▶ [Page]
>> begin
A structural shift to meet the demand for affordable health and education of reasonable quality for those earning the minimum wage would increase both economic activity and employment, says Rathin Roy.
Illustration: Uttam Ghosh/Rediff.com
Many economists are now saying what I have been arguing for some time - the present economic slowdown is structural.
It is not caused by a downturn in the business cycle. Therefore, countercyclical policies are not appropriate to address the slowdown.
While this is immediately clarifying for policymakers, a structural slowdown can be variously interpreted depending on one’s analytical framework and understanding of the ground situation.
For some, “structural” means that sectors that have contributed to growth in the past face sector-specific impediments.
Addressing these would involve sector-level policy interventions, for example, addressing questions of credit access or correcting adverse policies.
This is currently the discussion about the automobile sector, for example.
At the macro level, a structural slowdown is typically seen as a supply-side problem.
Institutional or other impediments to investment are identified, and corrective actions are undertaken.
So, economists advocate factor market (such as land and labour market), financial market (credit or capital market) and regulatory reforms to address the situation.
The question of demand deficiency is seen as a cyclical phenomenon.
However, this view has only gathered prominence since the rise to dominance of supply-side economics and has, oddly, persisted even when such dominance has globally withered since 2008.
Explicating the structural demand problem is important to address the contemporary India-specific economic situation (1).
I have previously argued2 that the Indian economy, since 1991, has grown largely by meeting the consumption demands of the top 10 per cent to 15 per cent of the Indian population.
This is reflected in the fact that “leading indicators” of Indian economic growth are largely about what these people consume - automobiles, FMCG, consumer durables, financial services, etc.
Post 1991, there was a shift in relative prices to facilitate this growth.
Here’s a clarifying illustration.
>> end
[Box annotation data]
>> begin
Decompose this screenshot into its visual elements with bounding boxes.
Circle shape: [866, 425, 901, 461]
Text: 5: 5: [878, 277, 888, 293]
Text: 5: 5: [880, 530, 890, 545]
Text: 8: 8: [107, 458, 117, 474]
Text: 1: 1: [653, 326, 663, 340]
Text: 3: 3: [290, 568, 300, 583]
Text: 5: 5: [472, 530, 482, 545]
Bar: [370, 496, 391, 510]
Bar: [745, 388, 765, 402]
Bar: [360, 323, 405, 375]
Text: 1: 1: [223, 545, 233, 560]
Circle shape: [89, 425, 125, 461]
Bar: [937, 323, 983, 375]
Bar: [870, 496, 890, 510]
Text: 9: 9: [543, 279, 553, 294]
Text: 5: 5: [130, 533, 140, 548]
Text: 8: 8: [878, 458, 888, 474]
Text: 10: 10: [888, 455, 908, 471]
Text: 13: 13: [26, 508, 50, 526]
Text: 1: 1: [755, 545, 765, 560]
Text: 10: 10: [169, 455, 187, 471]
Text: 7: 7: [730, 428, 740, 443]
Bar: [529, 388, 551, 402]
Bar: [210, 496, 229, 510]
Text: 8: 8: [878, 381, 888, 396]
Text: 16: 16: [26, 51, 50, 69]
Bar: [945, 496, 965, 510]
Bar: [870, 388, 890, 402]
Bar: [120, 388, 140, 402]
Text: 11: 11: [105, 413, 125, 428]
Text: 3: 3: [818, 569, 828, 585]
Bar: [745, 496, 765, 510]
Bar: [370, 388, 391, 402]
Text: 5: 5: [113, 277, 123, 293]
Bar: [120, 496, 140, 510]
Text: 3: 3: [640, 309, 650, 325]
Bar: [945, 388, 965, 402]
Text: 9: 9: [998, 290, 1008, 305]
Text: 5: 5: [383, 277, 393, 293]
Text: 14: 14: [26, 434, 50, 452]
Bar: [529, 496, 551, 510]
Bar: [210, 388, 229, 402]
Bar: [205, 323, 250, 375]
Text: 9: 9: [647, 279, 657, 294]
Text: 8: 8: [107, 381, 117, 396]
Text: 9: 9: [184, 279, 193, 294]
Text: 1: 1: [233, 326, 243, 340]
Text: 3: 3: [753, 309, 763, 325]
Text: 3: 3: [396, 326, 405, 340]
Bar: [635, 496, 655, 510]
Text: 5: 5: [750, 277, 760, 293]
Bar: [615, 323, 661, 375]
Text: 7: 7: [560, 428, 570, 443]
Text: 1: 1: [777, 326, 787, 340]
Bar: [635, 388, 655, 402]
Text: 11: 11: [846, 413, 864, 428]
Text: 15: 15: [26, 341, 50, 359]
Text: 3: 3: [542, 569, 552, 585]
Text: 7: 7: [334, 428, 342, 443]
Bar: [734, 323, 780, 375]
>> end
▶ [Problems to solve]
[a] Write out the passage of the piece on India's economic slowdown that begins at "While this is" and runs through "sector, for example.".
[b] Continue the piece on India's structural economic slowdown from its last sentence.
The records have no connection to the text.

▶ [Per-task answers]
[a]
While this is immediately clarifying for policymakers, a structural slowdown can be variously interpreted depending on one’s analytical framework and understanding of the ground situation.
For some, “structural” means that sectors that have contributed to growth in the past face sector-specific impediments.
Addressing these would involve sector-level policy interventions, for example, addressing questions of credit access or correcting adverse policies.
This is currently the discussion about the automobile sector, for example.

[b]
My salary as a young college lecturer in 1988 was Rs 36,000 per annum. The cheapest car cost Rs 1,50,000 (four years’ salary), an air conditioner Rs 20,000 (seven months’ salary), and a Bombay-Delhi air ticket Rs 3,000 (one month’s salary).
Today, the same job earns Rs 7,50,000 per annum.
The same goods can now be purchased with six months’, 10 days’, and one day’s salary, respectively.
This remarkable shift in relative prices fuelled domestic demand.
Private investment responded to this spurt.
This led to a virtuous cycle of growth with the production structure shifting towards capital-intensive goods consumed by the top 15 per cent.
This was buffeted by welfare interventions (like MGNREGS) and a middle-class housing boom, which bolstered construction employment.
Exports and agricultural performance, occasionally, complemented domestic demand.
High growth expanded fiscal space, which was used to provide universal merit goods and subsidised food, reducing poverty.
This model is unlikely to sustain in the medium term but the current slowdown indicates that its limits seem to have impacted the economy sooner.
The demand of the top income deciles is satiating but those earning less (one to three times the minimum wage) are not able to afford the things that the “leading indicators” measure.
Sectors that have hitherto been the engine of growth are now plateauing.
But investment is depressed because it continues to respond to the demand situation in these sectors.
Other sectors are not picking up the slack despite there being latent demand.
This is compounded by poor agricultural performance.
Exports, and increased public investment, are typically proposed to solve a structural demand problem.
But India’s growth story is not export-led.
Exports complement domestic demand but never have been the engine of Indian growth.
If this continues, then the structural problem will not go away.
Public investment is constrained by limited domestic financial savings.
About 65 per cent of the Centre’s fiscal deficit is used to finance consumption expenditure.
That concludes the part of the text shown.